ZITIERTER TEXTAUSZUG

Inhaltspezifische Aktionen

Anwendung in der Hochschullehre

 

BNE-Lernprozesse weisen folgende Eigenschaften auf:[1]

  • Bearbeitung von zukunftsrelevanten Themenkomplexen
  • Berücksichtigung der unterschiedlichen Dimensionen der Nachhaltigkeit (ökologisch, ökonomisch, sozial)
  • Multiperspektivische Auseinandersetzung (z.B. lokale und globale Relevanz)
  • Förderung des systemischen Denkens und der Vernetzung von Wissen
  • Berücksichtigung von Widersprüchen, Unwägbarkeiten sowie Zielkonflikten
  • Eigenverantwortliche und partizipative Lernprozesse

Somit sind sie kompetenzorientiert, kooperativ, handlungsorientiert, fächerübergreifend und partizipativ gestaltet und greifen auf unterstützende Methoden zurück.

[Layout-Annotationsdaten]
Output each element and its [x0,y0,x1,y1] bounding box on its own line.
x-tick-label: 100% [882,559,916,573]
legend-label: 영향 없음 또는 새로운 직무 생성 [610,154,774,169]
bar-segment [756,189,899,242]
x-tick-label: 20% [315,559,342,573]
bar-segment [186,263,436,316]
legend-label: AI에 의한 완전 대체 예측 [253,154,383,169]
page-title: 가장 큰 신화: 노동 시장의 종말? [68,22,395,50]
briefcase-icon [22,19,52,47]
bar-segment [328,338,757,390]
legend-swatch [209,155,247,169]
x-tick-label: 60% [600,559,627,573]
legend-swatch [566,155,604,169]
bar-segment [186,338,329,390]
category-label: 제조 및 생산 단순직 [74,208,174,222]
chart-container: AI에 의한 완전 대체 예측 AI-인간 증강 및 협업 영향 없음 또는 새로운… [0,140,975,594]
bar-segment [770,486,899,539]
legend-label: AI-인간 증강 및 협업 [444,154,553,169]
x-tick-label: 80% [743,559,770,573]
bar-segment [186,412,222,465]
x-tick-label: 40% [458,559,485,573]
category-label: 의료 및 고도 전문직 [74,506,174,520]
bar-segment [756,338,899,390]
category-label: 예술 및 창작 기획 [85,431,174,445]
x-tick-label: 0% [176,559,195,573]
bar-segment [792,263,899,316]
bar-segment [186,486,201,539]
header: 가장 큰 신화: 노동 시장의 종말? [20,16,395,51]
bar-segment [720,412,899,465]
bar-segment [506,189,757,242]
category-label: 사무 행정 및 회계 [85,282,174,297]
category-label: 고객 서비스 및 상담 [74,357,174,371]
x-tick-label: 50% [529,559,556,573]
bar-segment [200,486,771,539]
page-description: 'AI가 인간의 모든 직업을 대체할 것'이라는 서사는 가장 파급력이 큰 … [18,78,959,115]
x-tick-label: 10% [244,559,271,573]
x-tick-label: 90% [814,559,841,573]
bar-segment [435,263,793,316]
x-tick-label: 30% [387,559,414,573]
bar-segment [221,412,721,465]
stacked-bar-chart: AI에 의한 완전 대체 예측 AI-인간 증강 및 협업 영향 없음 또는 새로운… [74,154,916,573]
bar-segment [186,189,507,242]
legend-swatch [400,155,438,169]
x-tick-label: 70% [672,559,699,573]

ARBEITSAUFTRÄGE
• 1. Aktualisieren Sie den Text über BNE-Lernprozesse, beginnend bei „BNE-Lernprozesse weisen folgende“ und endend bei „und globale Relevanz)“, und setzen Sie dabei „Themenfeldern“ an die Stelle von „Themenkomplexen“.
• 2. Führen Sie den Text über BNE-Lernprozesse im Anschluss an seinen letzten Satz weiter.

LÖSUNGEN
• 1.
BNE-Lernprozesse weisen folgende Eigenschaften auf:[1]

  • Bearbeitung von zukunftsrelevanten Themenfeldern
  • Berücksichtigung der unterschiedlichen Dimensionen der Nachhaltigkeit (ökologisch, ökonomisch, sozial)
  • Multiperspektivische Auseinandersetzung (z.B. lokale und globale Relevanz)

• 2.
Im Folgenden finden sich Anregungen für die Gestaltung eines BNE-Lernkonzepts sowie eine Vorstellung ausgewählter BNE-Methoden, die in der Hochschullehre eingesetzt werden können. Diese Ausführungen orientieren sich an den Inhalten der Workshops von Prof. em. Dr. Ingrid Hemmer (KU-Eichstätt-Ingolstadt) im Rahmen der BNE-Weiterbildungsreihe an der JLU im Wintersemester 2023/24.

 

Erstellung eines BNE-Lehrkonzepts

Vier Bausteine bilden das Grundgerüst eines BNE-Lehrkonzepts. Diese werden vorab festgelegt und bedingen sich bei ihrer Auswahl gegenseitig. Sie sind auf jede Fachrichtung übertragbar.

 

1. Zielvorgabe

Zunächst wird ein Lernziel formuliert, das sich, neben fachlichen Inhalten, auf die zwölf Gestaltungskompetenzen des BNE-Kompetenzmodells[2] bezieht. Diese umfassen Sach-, Medien-, Sozial- sowie Selbstkompetenzen.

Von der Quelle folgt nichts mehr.